Extracted entries –

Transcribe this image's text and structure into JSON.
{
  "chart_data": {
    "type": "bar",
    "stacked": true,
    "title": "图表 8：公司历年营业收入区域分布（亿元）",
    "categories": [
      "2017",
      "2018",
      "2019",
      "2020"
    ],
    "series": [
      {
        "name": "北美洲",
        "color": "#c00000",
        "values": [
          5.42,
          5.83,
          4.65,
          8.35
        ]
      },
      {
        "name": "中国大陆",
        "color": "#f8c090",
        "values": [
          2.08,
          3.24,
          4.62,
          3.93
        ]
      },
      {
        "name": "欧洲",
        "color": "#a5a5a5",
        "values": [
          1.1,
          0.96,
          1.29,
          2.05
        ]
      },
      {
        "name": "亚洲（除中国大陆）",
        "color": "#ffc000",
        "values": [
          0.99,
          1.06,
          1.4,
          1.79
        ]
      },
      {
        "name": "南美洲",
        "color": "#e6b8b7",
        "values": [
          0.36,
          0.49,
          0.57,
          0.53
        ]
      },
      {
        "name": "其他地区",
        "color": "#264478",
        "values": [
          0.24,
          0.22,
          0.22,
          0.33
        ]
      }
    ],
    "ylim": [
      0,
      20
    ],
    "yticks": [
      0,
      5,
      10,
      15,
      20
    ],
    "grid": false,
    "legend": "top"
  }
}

Task brief – Say, as a single number and nothing more, how many lines of the entries contain the word "color".

Result below – 6